Pero, con todo esto, aún no hemos llegado a la base, al origen del asunto. Nosotros y nuestros actos, el mercado… todo se sitúa sobre un sistema natural complejo: La Tierra. Esto, que resulta tan evidente, parece que se les pasa a los expertos analistas (o lo obvian sin darse, o dándose, cuenta, no lo sé) a la hora de analizar las causas de la crisis.

Por una parte, parece que hay mucha preocupación por el Cambio Climático, el Medio Ambiente, la Biodiversidad y los problemas que enfrentamos ahora. Y por otra parte se habla de la Crisis. Cómo si fueran dos temas totalmente desvinculados que se dan en mundos aparte. Pero todo sucede dentro del mismo contexto: la Tierra. Y afectado por las mismas causas: el Desarrollo Humano.

Todas las cosas que podemos comprar u obtener de una u otra manera  salen de la Tierra. Las ya elaboradas tienen que producirse o fabricarse y para ello se utilizan materias primas y energía de la Tierra, las cosas no se fabrican de la nada, lo “artificial” no es más que una manipulación humana de lo “natural”.

Las actividades extractivas, las grandes ciudades, las vías de comunicación, la agricultura, la pesca y ganadería extensivas e intensivas han agotado y degradado grandes extensiones, ecosistemas que ya no funcionan como tales y, por lo tanto, ya no ofrecen recursos para la Vida –en mayúscula porque me refiero a la Vida en general no ha la vida de un individuo-.

Muchas de las minas de metales y pozos petrolíferos que sirvieron como materias primas y energía para el crecimiento y afianzamiento de nuestra civilización, en el último siglo, ya no son productivos o están dejando de serlo… Y los que lo son, o podrían llegar a serlo, cada vez se encuentran en lugares más lejanos y/o inaccesibles, con lo cuál cuesta mucho más –en términos económicos- obtener los recursos que necesita nuestra civilización.

Al mismo tiempo que los recursos naturales decrecen la civilización humana aumenta… aumenta no sólo por el crecimiento exponencial de los individuos, sino también porque todas las culturas se han ido subiendo al carro desbocado del Desarrollo.
En las últimas décadas estamos viviendo guerras globales por los Recursos Naturales a las que se les llama “Misiones” por la Democracia, la Paz y los Derechos Humanos (la de Afganistán fue la que se inició de forma más clara y evidente por causa de los recursos naturales… pero todavía se sigue apuntando exclusivamente a los talibanes y la falta de democracia).
+-------+
**Consigna 1**
Responde a estas preguntas sobre el texto:
(a) ¿En qué contexto sucede todo, según el texto?
(b) ¿Qué causa comparten la crisis y los problemas ambientales?
(c) ¿Con qué nombre se designan las guerras globales por los recursos naturales?
**Consigna 2**
Según el texto, ¿por qué cuesta cada vez más, en términos económicos, obtener los recursos que necesita nuestra civilización?
**Consigna 3**
Reproduce del texto el fragmento que va desde "Muchas de las" hasta "necesita nuestra civilización.", ambos incluidos.

(Filas de un conjunto de datos)
+-------+
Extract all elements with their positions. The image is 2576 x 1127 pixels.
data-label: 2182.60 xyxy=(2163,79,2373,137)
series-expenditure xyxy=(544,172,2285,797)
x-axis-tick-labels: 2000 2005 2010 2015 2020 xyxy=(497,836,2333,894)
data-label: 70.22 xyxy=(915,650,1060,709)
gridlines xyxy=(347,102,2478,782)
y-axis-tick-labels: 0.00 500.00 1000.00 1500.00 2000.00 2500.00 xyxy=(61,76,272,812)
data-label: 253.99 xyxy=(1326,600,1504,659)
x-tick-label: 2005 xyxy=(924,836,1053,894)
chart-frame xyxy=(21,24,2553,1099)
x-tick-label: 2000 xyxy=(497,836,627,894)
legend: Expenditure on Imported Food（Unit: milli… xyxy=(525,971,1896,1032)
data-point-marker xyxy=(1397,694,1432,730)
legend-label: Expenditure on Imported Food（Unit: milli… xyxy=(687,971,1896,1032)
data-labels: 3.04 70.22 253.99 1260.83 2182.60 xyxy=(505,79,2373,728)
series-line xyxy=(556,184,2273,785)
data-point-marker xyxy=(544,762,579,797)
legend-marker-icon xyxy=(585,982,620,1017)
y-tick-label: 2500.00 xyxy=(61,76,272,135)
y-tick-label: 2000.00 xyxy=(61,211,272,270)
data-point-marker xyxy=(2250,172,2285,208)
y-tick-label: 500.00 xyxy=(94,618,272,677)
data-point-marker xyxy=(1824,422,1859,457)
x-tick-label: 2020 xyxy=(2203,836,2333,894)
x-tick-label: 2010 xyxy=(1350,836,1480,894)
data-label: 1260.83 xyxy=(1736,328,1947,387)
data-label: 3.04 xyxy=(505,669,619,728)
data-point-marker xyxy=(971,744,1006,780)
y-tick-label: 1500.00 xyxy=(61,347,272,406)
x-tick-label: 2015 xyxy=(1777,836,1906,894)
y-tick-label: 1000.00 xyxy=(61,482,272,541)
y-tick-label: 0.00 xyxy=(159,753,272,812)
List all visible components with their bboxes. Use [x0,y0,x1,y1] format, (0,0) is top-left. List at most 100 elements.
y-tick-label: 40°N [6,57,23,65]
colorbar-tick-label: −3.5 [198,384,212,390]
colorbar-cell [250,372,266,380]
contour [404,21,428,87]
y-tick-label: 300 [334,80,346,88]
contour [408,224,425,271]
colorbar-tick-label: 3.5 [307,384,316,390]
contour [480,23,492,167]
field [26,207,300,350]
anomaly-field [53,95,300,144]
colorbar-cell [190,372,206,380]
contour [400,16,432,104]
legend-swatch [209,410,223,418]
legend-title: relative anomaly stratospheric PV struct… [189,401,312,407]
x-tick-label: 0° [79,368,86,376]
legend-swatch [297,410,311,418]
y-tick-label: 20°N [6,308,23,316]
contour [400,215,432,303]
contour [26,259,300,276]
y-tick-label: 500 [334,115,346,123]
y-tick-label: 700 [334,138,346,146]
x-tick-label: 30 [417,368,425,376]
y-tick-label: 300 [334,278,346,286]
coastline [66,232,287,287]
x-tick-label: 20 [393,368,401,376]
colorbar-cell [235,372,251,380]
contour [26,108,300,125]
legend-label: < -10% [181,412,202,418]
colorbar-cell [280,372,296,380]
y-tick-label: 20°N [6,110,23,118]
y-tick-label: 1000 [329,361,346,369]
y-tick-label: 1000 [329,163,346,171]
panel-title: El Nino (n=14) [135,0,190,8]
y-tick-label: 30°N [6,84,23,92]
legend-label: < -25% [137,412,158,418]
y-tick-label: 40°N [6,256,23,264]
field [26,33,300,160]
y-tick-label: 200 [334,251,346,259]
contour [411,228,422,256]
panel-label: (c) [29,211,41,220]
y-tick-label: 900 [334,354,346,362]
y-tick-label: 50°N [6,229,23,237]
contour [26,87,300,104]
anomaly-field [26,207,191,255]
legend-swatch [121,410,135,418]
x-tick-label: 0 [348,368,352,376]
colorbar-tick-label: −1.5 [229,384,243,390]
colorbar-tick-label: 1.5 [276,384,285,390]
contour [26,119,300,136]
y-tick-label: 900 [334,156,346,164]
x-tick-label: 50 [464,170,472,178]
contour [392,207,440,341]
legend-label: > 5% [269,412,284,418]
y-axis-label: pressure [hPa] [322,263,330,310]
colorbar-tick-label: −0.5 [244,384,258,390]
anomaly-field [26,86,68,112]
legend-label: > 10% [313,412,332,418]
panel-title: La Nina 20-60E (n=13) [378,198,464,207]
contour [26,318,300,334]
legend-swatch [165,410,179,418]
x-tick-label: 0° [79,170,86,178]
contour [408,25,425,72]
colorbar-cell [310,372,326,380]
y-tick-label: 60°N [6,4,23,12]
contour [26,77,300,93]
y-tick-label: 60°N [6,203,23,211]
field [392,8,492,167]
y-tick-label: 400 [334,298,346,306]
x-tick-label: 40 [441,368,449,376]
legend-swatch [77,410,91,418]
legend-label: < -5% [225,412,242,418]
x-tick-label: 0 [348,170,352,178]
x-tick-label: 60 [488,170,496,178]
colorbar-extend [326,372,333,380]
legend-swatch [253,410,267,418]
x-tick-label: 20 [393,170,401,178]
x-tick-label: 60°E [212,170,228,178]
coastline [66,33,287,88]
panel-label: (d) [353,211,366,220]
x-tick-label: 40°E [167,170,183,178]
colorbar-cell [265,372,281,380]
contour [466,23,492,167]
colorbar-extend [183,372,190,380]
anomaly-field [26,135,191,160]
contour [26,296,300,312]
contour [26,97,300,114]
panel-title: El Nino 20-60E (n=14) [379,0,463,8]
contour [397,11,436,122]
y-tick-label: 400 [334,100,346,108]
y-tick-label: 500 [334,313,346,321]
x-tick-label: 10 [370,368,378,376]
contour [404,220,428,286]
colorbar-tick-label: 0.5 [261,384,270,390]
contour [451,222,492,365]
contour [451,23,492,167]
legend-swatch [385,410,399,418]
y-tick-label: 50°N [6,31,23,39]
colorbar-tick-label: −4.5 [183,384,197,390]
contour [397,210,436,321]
+-------+
**Solución detallada 1**
(a) La Tierra.
(b) El Desarrollo Humano.
(c) "Misiones" por la Democracia, la Paz y los Derechos Humanos.

**Solución detallada 2**
Muchas de las minas de metales y pozos petrolíferos que abastecieron a la civilización en el último siglo ya no son productivos o están dejando de serlo. Además, los que lo son, o podrían llegar a serlo, se encuentran cada vez en lugares más lejanos o inaccesibles.

**Solución detallada 3**
Muchas de las minas de metales y pozos petrolíferos que sirvieron como materias primas y energía para el crecimiento y afianzamiento de nuestra civilización, en el último siglo, ya no son productivos o están dejando de serlo… Y los que lo son, o podrían llegar a serlo, cada vez se encuentran en lugares más lejanos y/o inaccesibles, con lo cuál cuesta mucho más –en términos económicos- obtener los recursos que necesita nuestra civilización.